▶ [What you need to do]:
Duplicate the lines from the start of the records through the line that contains "y-tick-label: 60 [607,389,619,400]", including both ends.

▶ [Dataset entries]:

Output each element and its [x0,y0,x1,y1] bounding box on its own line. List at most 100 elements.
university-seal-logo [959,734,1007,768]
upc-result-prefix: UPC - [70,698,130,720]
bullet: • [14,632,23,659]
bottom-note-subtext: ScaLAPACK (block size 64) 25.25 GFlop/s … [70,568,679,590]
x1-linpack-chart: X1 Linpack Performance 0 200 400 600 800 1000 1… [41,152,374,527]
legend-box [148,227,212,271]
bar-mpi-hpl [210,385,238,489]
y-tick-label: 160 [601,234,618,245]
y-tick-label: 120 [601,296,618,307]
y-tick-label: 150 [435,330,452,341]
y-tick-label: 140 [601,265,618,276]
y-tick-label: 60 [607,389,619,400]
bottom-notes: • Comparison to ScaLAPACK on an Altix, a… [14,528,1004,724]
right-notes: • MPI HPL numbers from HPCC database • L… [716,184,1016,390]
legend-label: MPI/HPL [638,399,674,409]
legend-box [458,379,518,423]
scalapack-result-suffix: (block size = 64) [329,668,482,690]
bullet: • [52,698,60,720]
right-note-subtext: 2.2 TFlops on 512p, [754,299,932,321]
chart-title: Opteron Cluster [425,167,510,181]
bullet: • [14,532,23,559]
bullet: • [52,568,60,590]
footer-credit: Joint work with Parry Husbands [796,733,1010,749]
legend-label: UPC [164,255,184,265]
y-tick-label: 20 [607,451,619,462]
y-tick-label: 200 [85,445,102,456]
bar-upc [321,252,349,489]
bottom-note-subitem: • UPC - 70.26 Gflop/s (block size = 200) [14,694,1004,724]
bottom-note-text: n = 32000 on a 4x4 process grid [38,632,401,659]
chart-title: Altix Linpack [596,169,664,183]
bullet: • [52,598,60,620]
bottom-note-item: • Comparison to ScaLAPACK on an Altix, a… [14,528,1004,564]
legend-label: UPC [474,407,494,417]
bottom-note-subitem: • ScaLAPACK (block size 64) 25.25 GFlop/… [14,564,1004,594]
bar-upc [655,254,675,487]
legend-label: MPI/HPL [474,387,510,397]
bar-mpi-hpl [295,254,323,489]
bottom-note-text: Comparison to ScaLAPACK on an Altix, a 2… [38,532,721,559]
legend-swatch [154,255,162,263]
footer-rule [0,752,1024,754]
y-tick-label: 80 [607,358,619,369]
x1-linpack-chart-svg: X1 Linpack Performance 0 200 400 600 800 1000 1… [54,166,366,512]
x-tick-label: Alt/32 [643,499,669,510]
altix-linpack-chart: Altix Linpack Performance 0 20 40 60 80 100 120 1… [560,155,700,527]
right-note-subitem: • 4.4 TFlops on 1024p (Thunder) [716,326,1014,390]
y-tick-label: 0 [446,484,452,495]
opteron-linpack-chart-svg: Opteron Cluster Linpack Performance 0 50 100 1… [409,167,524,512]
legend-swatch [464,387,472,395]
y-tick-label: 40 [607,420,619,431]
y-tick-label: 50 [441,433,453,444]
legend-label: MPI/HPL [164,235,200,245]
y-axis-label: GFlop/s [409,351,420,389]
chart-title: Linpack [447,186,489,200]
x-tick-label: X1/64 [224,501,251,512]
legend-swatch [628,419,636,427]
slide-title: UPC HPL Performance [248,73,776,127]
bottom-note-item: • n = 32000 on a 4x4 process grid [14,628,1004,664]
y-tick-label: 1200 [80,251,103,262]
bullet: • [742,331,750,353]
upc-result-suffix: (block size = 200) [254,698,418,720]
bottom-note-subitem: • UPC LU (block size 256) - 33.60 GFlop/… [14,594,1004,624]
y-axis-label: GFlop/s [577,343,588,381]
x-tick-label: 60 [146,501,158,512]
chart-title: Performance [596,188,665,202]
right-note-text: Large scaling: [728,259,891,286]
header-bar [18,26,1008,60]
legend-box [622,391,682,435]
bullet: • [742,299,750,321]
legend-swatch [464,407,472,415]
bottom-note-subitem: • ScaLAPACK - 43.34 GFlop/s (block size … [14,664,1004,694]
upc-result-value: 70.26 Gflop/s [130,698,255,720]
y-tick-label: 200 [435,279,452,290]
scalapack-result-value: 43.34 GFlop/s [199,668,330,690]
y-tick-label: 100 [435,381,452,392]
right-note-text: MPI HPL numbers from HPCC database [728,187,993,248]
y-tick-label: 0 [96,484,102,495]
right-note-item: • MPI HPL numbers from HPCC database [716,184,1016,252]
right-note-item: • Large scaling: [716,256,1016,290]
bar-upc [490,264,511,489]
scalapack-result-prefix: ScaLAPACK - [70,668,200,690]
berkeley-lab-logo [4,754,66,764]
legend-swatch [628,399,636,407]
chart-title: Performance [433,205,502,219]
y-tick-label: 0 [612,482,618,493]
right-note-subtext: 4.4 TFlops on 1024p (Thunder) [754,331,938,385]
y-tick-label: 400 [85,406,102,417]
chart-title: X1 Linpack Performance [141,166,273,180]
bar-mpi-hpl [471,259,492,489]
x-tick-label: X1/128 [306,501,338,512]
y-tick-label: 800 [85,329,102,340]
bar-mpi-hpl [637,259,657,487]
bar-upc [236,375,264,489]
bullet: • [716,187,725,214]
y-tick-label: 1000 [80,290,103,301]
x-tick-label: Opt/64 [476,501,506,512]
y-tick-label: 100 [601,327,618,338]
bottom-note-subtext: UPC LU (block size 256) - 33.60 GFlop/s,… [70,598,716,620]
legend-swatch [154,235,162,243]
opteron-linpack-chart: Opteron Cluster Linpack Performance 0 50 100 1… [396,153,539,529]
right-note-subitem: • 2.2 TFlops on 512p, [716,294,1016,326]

▶ [Reply]:
Output each element and its [x0,y0,x1,y1] bounding box on its own line. List at most 100 elements.
university-seal-logo [959,734,1007,768]
upc-result-prefix: UPC - [70,698,130,720]
bullet: • [14,632,23,659]
bottom-note-subtext: ScaLAPACK (block size 64) 25.25 GFlop/s … [70,568,679,590]
x1-linpack-chart: X1 Linpack Performance 0 200 400 600 800 1000 1… [41,152,374,527]
legend-box [148,227,212,271]
bar-mpi-hpl [210,385,238,489]
y-tick-label: 160 [601,234,618,245]
y-tick-label: 120 [601,296,618,307]
y-tick-label: 150 [435,330,452,341]
y-tick-label: 140 [601,265,618,276]
y-tick-label: 60 [607,389,619,400]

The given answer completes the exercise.